Data listing:
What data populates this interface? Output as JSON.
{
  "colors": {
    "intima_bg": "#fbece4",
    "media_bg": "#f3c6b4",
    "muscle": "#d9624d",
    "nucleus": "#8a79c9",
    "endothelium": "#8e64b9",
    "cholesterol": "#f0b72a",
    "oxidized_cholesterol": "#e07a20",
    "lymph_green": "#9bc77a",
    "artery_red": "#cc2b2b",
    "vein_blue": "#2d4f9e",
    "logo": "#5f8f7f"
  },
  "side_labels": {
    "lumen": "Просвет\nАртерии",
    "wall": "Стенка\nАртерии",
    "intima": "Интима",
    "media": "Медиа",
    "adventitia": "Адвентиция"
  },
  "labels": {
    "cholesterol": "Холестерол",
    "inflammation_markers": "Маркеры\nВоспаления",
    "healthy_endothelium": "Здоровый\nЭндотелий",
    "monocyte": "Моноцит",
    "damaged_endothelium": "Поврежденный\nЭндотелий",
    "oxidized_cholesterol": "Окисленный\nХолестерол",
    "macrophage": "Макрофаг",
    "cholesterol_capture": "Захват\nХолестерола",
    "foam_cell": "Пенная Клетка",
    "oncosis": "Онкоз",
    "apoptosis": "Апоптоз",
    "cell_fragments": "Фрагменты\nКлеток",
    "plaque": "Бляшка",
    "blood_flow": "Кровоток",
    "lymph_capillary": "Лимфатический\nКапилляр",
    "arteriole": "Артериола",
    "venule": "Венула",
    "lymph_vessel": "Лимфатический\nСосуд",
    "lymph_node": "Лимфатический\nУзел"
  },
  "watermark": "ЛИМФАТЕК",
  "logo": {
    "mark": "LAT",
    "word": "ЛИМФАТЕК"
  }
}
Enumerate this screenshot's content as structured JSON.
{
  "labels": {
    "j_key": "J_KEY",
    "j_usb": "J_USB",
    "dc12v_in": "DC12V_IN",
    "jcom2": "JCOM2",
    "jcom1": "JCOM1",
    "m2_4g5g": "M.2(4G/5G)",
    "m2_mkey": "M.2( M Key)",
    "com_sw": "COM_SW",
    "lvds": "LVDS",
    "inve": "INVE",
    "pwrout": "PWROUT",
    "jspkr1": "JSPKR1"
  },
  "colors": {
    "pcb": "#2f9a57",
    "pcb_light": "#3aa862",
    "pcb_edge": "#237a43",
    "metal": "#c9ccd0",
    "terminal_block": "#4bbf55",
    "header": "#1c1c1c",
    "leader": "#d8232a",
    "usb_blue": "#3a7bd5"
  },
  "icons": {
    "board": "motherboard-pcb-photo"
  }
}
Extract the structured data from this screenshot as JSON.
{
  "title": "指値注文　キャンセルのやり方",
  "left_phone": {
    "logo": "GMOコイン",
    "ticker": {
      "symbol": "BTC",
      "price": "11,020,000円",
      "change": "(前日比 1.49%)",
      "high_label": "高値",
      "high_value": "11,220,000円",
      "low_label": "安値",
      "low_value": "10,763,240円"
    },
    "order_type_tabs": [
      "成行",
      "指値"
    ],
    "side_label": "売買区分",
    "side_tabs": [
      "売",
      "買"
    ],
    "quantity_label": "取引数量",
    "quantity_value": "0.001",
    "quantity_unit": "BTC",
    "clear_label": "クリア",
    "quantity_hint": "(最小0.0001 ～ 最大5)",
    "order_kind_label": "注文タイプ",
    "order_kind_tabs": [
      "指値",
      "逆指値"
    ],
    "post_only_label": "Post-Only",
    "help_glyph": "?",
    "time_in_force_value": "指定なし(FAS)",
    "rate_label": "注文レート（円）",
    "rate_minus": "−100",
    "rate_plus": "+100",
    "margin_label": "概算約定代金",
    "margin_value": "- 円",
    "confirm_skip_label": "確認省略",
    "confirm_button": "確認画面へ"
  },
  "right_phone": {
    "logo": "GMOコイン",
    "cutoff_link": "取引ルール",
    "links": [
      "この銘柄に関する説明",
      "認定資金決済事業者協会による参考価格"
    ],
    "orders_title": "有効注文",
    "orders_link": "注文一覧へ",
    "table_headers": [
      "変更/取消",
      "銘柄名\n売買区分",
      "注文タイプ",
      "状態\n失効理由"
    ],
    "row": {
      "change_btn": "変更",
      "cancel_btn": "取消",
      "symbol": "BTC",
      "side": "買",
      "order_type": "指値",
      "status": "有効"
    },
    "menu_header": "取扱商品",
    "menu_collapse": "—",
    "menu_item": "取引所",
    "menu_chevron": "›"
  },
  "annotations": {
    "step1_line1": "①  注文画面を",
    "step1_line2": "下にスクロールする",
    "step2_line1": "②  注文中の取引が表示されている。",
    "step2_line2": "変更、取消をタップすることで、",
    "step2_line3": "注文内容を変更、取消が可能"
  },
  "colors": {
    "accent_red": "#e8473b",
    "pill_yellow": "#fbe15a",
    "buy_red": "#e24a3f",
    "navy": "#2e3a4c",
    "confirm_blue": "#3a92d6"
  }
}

Instructions for the task: Only a number is wanted: how many lines above include "this"?

The response: 3